• _Work to complete_
Each of the entries should be retyped precisely as it appears.

Figure record extracts:
......
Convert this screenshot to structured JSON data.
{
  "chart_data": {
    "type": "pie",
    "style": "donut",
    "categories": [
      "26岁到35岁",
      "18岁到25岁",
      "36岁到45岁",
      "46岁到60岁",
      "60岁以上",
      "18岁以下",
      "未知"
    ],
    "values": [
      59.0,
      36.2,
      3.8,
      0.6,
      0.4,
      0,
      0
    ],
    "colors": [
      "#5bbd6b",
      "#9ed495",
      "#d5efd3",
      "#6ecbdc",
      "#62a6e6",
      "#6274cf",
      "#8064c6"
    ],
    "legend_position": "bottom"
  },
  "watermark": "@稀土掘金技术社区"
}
......
• _Answer in full_
Convert this screenshot to structured JSON data.
{
  "chart_data": {
    "type": "pie",
    "style": "donut",
    "categories": [
      "26岁到35岁",
      "18岁到25岁",
      "36岁到45岁",
      "46岁到60岁",
      "60岁以上",
      "18岁以下",
      "未知"
    ],
    "values": [
      59.0,
      36.2,
      3.8,
      0.6,
      0.4,
      0,
      0
    ],
    "colors": [
      "#5bbd6b",
      "#9ed495",
      "#d5efd3",
      "#6ecbdc",
      "#62a6e6",
      "#6274cf",
      "#8064c6"
    ],
    "legend_position": "bottom"
  },
  "watermark": "@稀土掘金技术社区"
}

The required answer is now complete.